# DATA FOR THIS EXERCISE:
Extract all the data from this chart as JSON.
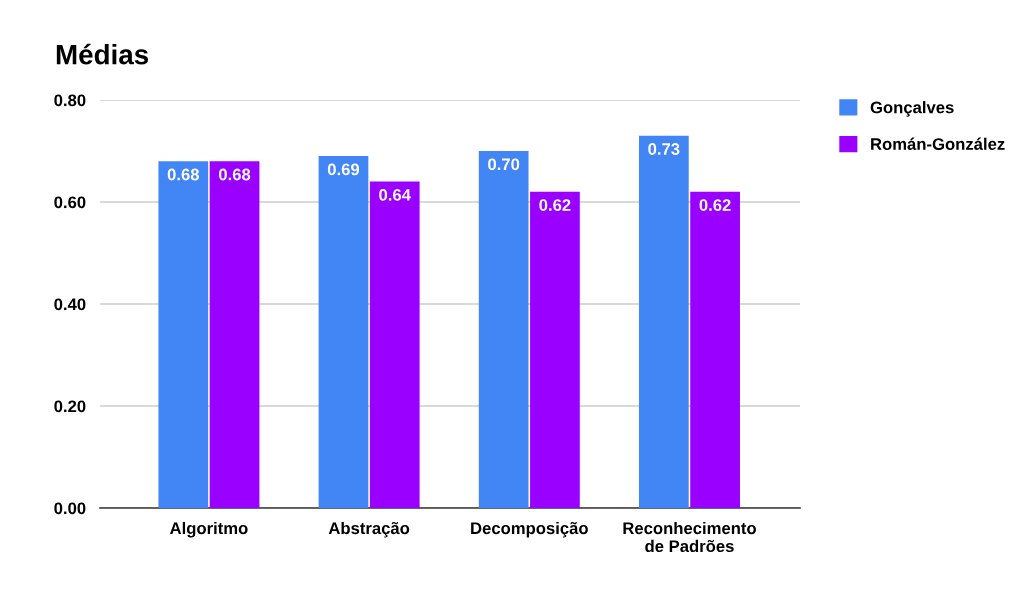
{
  "chart_data": {
    "type": "bar",
    "title": "Médias",
    "categories": [
      "Algoritmo",
      "Abstração",
      "Decomposição",
      "Reconhecimento\nde Padrões"
    ],
    "series": [
      {
        "name": "Gonçalves",
        "color": "#4285f4",
        "values": [
          0.68,
          0.69,
          0.7,
          0.73
        ],
        "value_labels": [
          "0.68",
          "0.69",
          "0.70",
          "0.73"
        ]
      },
      {
        "name": "Román-González",
        "color": "#9900ff",
        "values": [
          0.68,
          0.64,
          0.62,
          0.62
        ],
        "value_labels": [
          "0.68",
          "0.64",
          "0.62",
          "0.62"
        ]
      }
    ],
    "ylim": [
      0,
      0.8
    ],
    "yticks": [
      {
        "value": 0,
        "label": "0.00"
      },
      {
        "value": 0.2,
        "label": "0.20"
      },
      {
        "value": 0.4,
        "label": "0.40"
      },
      {
        "value": 0.6,
        "label": "0.60"
      },
      {
        "value": 0.8,
        "label": "0.80"
      }
    ],
    "grid": "y",
    "legend": "right"
  }
}
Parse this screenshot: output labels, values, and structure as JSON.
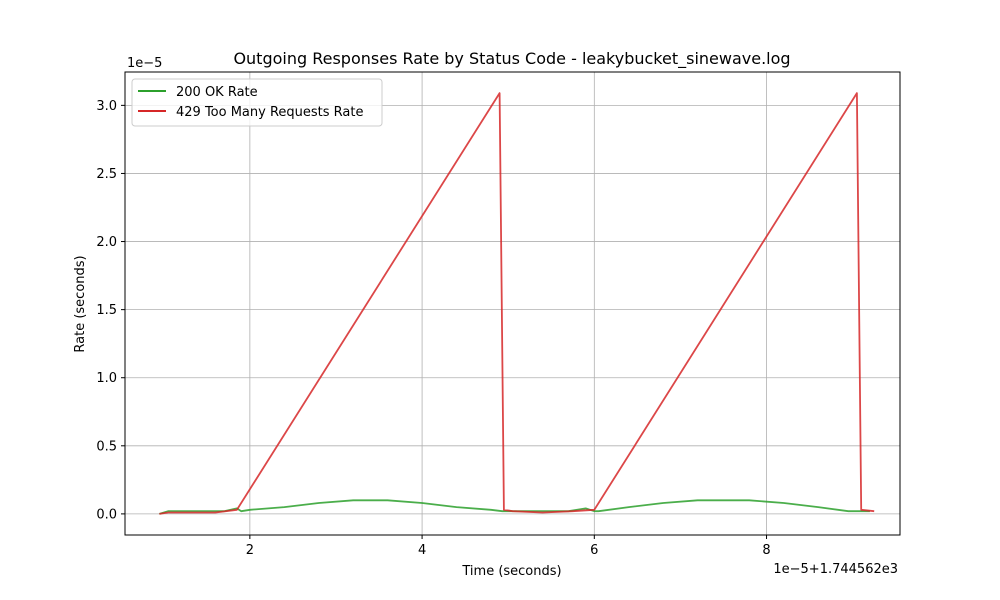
{
  "chart_data": {
    "type": "line",
    "title": "Outgoing Responses Rate by Status Code - leakybucket_sinewave.log",
    "xlabel": "Time (seconds)",
    "ylabel": "Rate (seconds)",
    "x_offset_text": "1e−5+1.744562e3",
    "y_offset_text": "1e−5",
    "xlim": [
      0.55,
      9.55
    ],
    "ylim": [
      -0.155,
      3.245
    ],
    "x_ticks": [
      2,
      4,
      6,
      8
    ],
    "x_tick_labels": [
      "2",
      "4",
      "6",
      "8"
    ],
    "y_ticks": [
      0.0,
      0.5,
      1.0,
      1.5,
      2.0,
      2.5,
      3.0
    ],
    "y_tick_labels": [
      "0.0",
      "0.5",
      "1.0",
      "1.5",
      "2.0",
      "2.5",
      "3.0"
    ],
    "grid": true,
    "legend_position": "top-left",
    "series": [
      {
        "name": "200 OK Rate",
        "color": "#2ca02c",
        "x": [
          0.95,
          1.05,
          1.15,
          1.3,
          1.5,
          1.7,
          1.85,
          1.9,
          2.0,
          2.4,
          2.8,
          3.2,
          3.4,
          3.6,
          4.0,
          4.4,
          4.8,
          4.93,
          4.97,
          5.05,
          5.15,
          5.3,
          5.5,
          5.7,
          5.9,
          6.0,
          6.05,
          6.4,
          6.8,
          7.2,
          7.5,
          7.8,
          8.2,
          8.6,
          8.95,
          9.05,
          9.1,
          9.2
        ],
        "y": [
          0.0,
          0.02,
          0.02,
          0.02,
          0.02,
          0.02,
          0.04,
          0.02,
          0.03,
          0.05,
          0.08,
          0.1,
          0.1,
          0.1,
          0.08,
          0.05,
          0.03,
          0.02,
          0.02,
          0.02,
          0.02,
          0.02,
          0.02,
          0.02,
          0.04,
          0.02,
          0.02,
          0.05,
          0.08,
          0.1,
          0.1,
          0.1,
          0.08,
          0.05,
          0.02,
          0.02,
          0.02,
          0.02
        ]
      },
      {
        "name": "429 Too Many Requests Rate",
        "color": "#d62728",
        "x": [
          0.95,
          1.05,
          1.3,
          1.6,
          1.85,
          4.9,
          4.95,
          5.05,
          5.4,
          5.75,
          6.0,
          9.05,
          9.1,
          9.25
        ],
        "y": [
          0.0,
          0.01,
          0.01,
          0.01,
          0.03,
          3.09,
          0.03,
          0.02,
          0.01,
          0.02,
          0.03,
          3.09,
          0.03,
          0.02
        ]
      }
    ]
  }
}
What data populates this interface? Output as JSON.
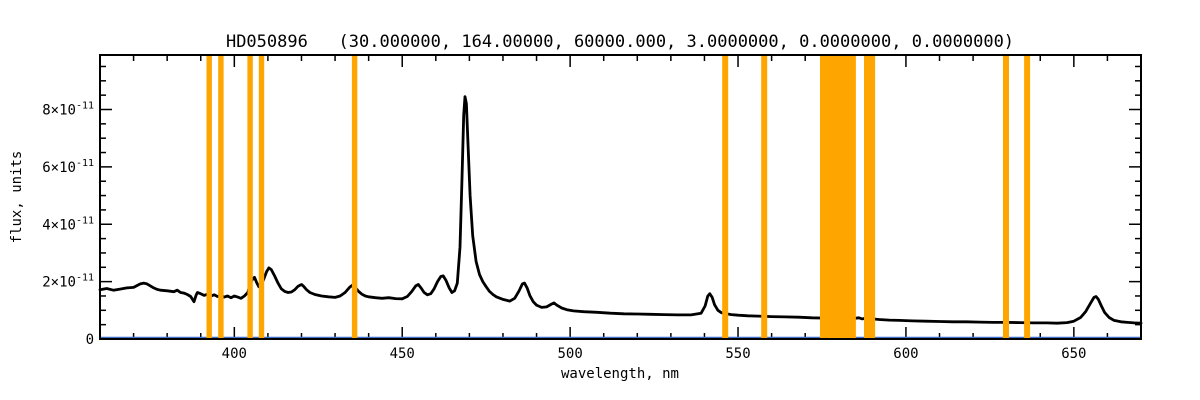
{
  "window": {
    "background": "#ffffff"
  },
  "chart_data": {
    "type": "line",
    "title": "HD050896   (30.000000, 164.00000, 60000.000, 3.0000000, 0.0000000, 0.0000000)",
    "xlabel": "wavelength, nm",
    "ylabel": "flux, units",
    "xlim": [
      360,
      670
    ],
    "ylim": [
      0,
      9.9
    ],
    "flux_scale": "1e-11",
    "grid": false,
    "legend": "none",
    "x_major_ticks": [
      400,
      450,
      500,
      550,
      600,
      650
    ],
    "x_minor_step": 10,
    "y_minor_step": 0.5,
    "y_tick_labels": [
      {
        "v": 0,
        "base": "0",
        "exp": ""
      },
      {
        "v": 2,
        "base": "2×10",
        "exp": "-11"
      },
      {
        "v": 4,
        "base": "4×10",
        "exp": "-11"
      },
      {
        "v": 6,
        "base": "6×10",
        "exp": "-11"
      },
      {
        "v": 8,
        "base": "8×10",
        "exp": "-11"
      }
    ],
    "colors": {
      "frame": "#000000",
      "line": "#000000",
      "baseline": "#3b6fc9",
      "mask": "#ffa500"
    },
    "masked_regions": [
      [
        391.7,
        393.3
      ],
      [
        395.2,
        396.8
      ],
      [
        403.9,
        405.5
      ],
      [
        407.3,
        408.9
      ],
      [
        435.0,
        436.6
      ],
      [
        545.3,
        547.1
      ],
      [
        556.9,
        558.7
      ],
      [
        574.4,
        585.1
      ],
      [
        587.5,
        590.8
      ],
      [
        628.9,
        630.7
      ],
      [
        635.2,
        637.0
      ]
    ],
    "series": [
      {
        "name": "spectrum",
        "color_key": "line",
        "width": 2.8,
        "points": [
          [
            360,
            1.72
          ],
          [
            362,
            1.76
          ],
          [
            364,
            1.7
          ],
          [
            366,
            1.74
          ],
          [
            368,
            1.78
          ],
          [
            370,
            1.8
          ],
          [
            371,
            1.86
          ],
          [
            372,
            1.92
          ],
          [
            373,
            1.95
          ],
          [
            374,
            1.92
          ],
          [
            375,
            1.85
          ],
          [
            376,
            1.78
          ],
          [
            377,
            1.73
          ],
          [
            378,
            1.7
          ],
          [
            380,
            1.68
          ],
          [
            382,
            1.65
          ],
          [
            383,
            1.7
          ],
          [
            384,
            1.62
          ],
          [
            385,
            1.6
          ],
          [
            386,
            1.55
          ],
          [
            387,
            1.48
          ],
          [
            388,
            1.3
          ],
          [
            388.6,
            1.52
          ],
          [
            389,
            1.62
          ],
          [
            390,
            1.58
          ],
          [
            391,
            1.52
          ],
          [
            392,
            1.56
          ],
          [
            393,
            1.5
          ],
          [
            394,
            1.54
          ],
          [
            395,
            1.48
          ],
          [
            396,
            1.52
          ],
          [
            397,
            1.46
          ],
          [
            398,
            1.5
          ],
          [
            399,
            1.44
          ],
          [
            400,
            1.5
          ],
          [
            401,
            1.46
          ],
          [
            402,
            1.42
          ],
          [
            403,
            1.5
          ],
          [
            404,
            1.62
          ],
          [
            404.8,
            1.95
          ],
          [
            405.5,
            2.1
          ],
          [
            406,
            2.15
          ],
          [
            406.6,
            1.98
          ],
          [
            407.3,
            1.82
          ],
          [
            408,
            1.88
          ],
          [
            408.8,
            2.1
          ],
          [
            409.6,
            2.35
          ],
          [
            410.3,
            2.48
          ],
          [
            411,
            2.42
          ],
          [
            412,
            2.2
          ],
          [
            413,
            1.95
          ],
          [
            414,
            1.75
          ],
          [
            415,
            1.66
          ],
          [
            416,
            1.62
          ],
          [
            417,
            1.64
          ],
          [
            418,
            1.72
          ],
          [
            419,
            1.84
          ],
          [
            420,
            1.9
          ],
          [
            420.6,
            1.84
          ],
          [
            421.5,
            1.72
          ],
          [
            422.5,
            1.62
          ],
          [
            424,
            1.55
          ],
          [
            426,
            1.5
          ],
          [
            428,
            1.47
          ],
          [
            430,
            1.45
          ],
          [
            431.5,
            1.5
          ],
          [
            433,
            1.62
          ],
          [
            434.3,
            1.8
          ],
          [
            435.2,
            1.88
          ],
          [
            436,
            1.8
          ],
          [
            437,
            1.66
          ],
          [
            438,
            1.56
          ],
          [
            439,
            1.5
          ],
          [
            440,
            1.47
          ],
          [
            442,
            1.44
          ],
          [
            444,
            1.42
          ],
          [
            446,
            1.44
          ],
          [
            448,
            1.41
          ],
          [
            450,
            1.4
          ],
          [
            451.5,
            1.48
          ],
          [
            452.8,
            1.65
          ],
          [
            454,
            1.85
          ],
          [
            454.8,
            1.9
          ],
          [
            455.6,
            1.78
          ],
          [
            456.5,
            1.62
          ],
          [
            457.5,
            1.54
          ],
          [
            458.5,
            1.58
          ],
          [
            459.5,
            1.75
          ],
          [
            460.5,
            2.0
          ],
          [
            461.5,
            2.18
          ],
          [
            462.2,
            2.2
          ],
          [
            463,
            2.05
          ],
          [
            464,
            1.78
          ],
          [
            464.8,
            1.62
          ],
          [
            465.6,
            1.68
          ],
          [
            466.4,
            1.95
          ],
          [
            467.2,
            3.2
          ],
          [
            467.8,
            5.6
          ],
          [
            468.3,
            7.8
          ],
          [
            468.7,
            8.45
          ],
          [
            469.1,
            8.2
          ],
          [
            469.6,
            6.8
          ],
          [
            470.2,
            5.0
          ],
          [
            471,
            3.6
          ],
          [
            472,
            2.7
          ],
          [
            473,
            2.25
          ],
          [
            474,
            2.0
          ],
          [
            475,
            1.82
          ],
          [
            476,
            1.66
          ],
          [
            477,
            1.55
          ],
          [
            478,
            1.47
          ],
          [
            480,
            1.38
          ],
          [
            482,
            1.32
          ],
          [
            483.5,
            1.42
          ],
          [
            484.8,
            1.68
          ],
          [
            485.8,
            1.92
          ],
          [
            486.4,
            1.95
          ],
          [
            487.2,
            1.78
          ],
          [
            488,
            1.52
          ],
          [
            489,
            1.3
          ],
          [
            490,
            1.18
          ],
          [
            491.5,
            1.1
          ],
          [
            493,
            1.12
          ],
          [
            494.5,
            1.22
          ],
          [
            495.2,
            1.26
          ],
          [
            496,
            1.18
          ],
          [
            497.5,
            1.08
          ],
          [
            499,
            1.02
          ],
          [
            501,
            0.98
          ],
          [
            504,
            0.95
          ],
          [
            508,
            0.93
          ],
          [
            512,
            0.9
          ],
          [
            516,
            0.88
          ],
          [
            520,
            0.87
          ],
          [
            524,
            0.86
          ],
          [
            528,
            0.85
          ],
          [
            532,
            0.84
          ],
          [
            536,
            0.84
          ],
          [
            539,
            0.9
          ],
          [
            540.2,
            1.15
          ],
          [
            541,
            1.5
          ],
          [
            541.6,
            1.58
          ],
          [
            542.3,
            1.45
          ],
          [
            543,
            1.2
          ],
          [
            544,
            1.0
          ],
          [
            545,
            0.92
          ],
          [
            546.5,
            0.88
          ],
          [
            548,
            0.85
          ],
          [
            550,
            0.83
          ],
          [
            553,
            0.81
          ],
          [
            556,
            0.8
          ],
          [
            560,
            0.78
          ],
          [
            564,
            0.77
          ],
          [
            568,
            0.76
          ],
          [
            572,
            0.74
          ],
          [
            576,
            0.73
          ],
          [
            580,
            0.72
          ],
          [
            584,
            0.71
          ],
          [
            586,
            0.74
          ],
          [
            587,
            0.7
          ],
          [
            588,
            0.72
          ],
          [
            590,
            0.7
          ],
          [
            592,
            0.68
          ],
          [
            595,
            0.66
          ],
          [
            598,
            0.65
          ],
          [
            602,
            0.63
          ],
          [
            606,
            0.62
          ],
          [
            610,
            0.61
          ],
          [
            614,
            0.6
          ],
          [
            618,
            0.6
          ],
          [
            622,
            0.59
          ],
          [
            626,
            0.58
          ],
          [
            630,
            0.58
          ],
          [
            634,
            0.57
          ],
          [
            638,
            0.56
          ],
          [
            642,
            0.56
          ],
          [
            645,
            0.55
          ],
          [
            648,
            0.57
          ],
          [
            650,
            0.62
          ],
          [
            652,
            0.75
          ],
          [
            653.5,
            0.95
          ],
          [
            655,
            1.25
          ],
          [
            656,
            1.45
          ],
          [
            656.6,
            1.48
          ],
          [
            657.3,
            1.38
          ],
          [
            658.2,
            1.15
          ],
          [
            659.2,
            0.92
          ],
          [
            660.5,
            0.75
          ],
          [
            662,
            0.65
          ],
          [
            664,
            0.6
          ],
          [
            666,
            0.58
          ],
          [
            668,
            0.56
          ],
          [
            670,
            0.55
          ]
        ]
      },
      {
        "name": "baseline",
        "color_key": "baseline",
        "width": 1.6,
        "points": [
          [
            360,
            0.05
          ],
          [
            670,
            0.05
          ]
        ]
      }
    ]
  }
}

# CHALLENGE:
Pick out each line above that includes "seconds" and show it.

# CORRECT RESPONSE:
    "xlabel": "Time (seconds)",
    "ylabel": "Rate (seconds)",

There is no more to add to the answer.